■ Work to be completed:
Go through the records and show each line where the word "that" occurs.

Stored dataset items:
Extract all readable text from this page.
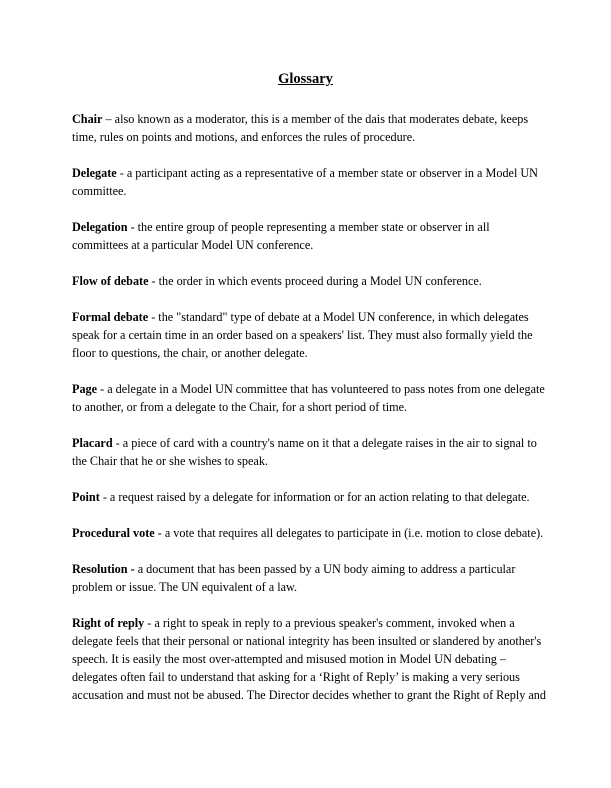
Glossary
Chair – also known as a moderator, this is a member of the dais that moderates debate, keeps
time, rules on points and motions, and enforces the rules of procedure.
Delegate - a participant acting as a representative of a member state or observer in a Model UN
committee.
Delegation - the entire group of people representing a member state or observer in all
committees at a particular Model UN conference.
Flow of debate - the order in which events proceed during a Model UN conference.
Formal debate - the "standard" type of debate at a Model UN conference, in which delegates
speak for a certain time in an order based on a speakers' list. They must also formally yield the
floor to questions, the chair, or another delegate.
Page - a delegate in a Model UN committee that has volunteered to pass notes from one delegate
to another, or from a delegate to the Chair, for a short period of time.
Placard - a piece of card with a country's name on it that a delegate raises in the air to signal to
the Chair that he or she wishes to speak.
Point - a request raised by a delegate for information or for an action relating to that delegate.
Procedural vote - a vote that requires all delegates to participate in (i.e. motion to close debate).
Resolution - a document that has been passed by a UN body aiming to address a particular
problem or issue. The UN equivalent of a law.
Right of reply - a right to speak in reply to a previous speaker's comment, invoked when a
delegate feels that their personal or national integrity has been insulted or slandered by another's
speech. It is easily the most over-attempted and misused motion in Model UN debating –
delegates often fail to understand that asking for a ‘Right of Reply’ is making a very serious
accusation and must not be abused. The Director decides whether to grant the Right of Reply and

■ Correct result:
Chair – also known as a moderator, this is a member of the dais that moderates debate, keeps
Page - a delegate in a Model UN committee that has volunteered to pass notes from one delegate
Placard - a piece of card with a country's name on it that a delegate raises in the air to signal to
the Chair that he or she wishes to speak.
Point - a request raised by a delegate for information or for an action relating to that delegate.
Procedural vote - a vote that requires all delegates to participate in (i.e. motion to close debate).
Resolution - a document that has been passed by a UN body aiming to address a particular
delegate feels that their personal or national integrity has been insulted or slandered by another's
delegates often fail to understand that asking for a ‘Right of Reply’ is making a very serious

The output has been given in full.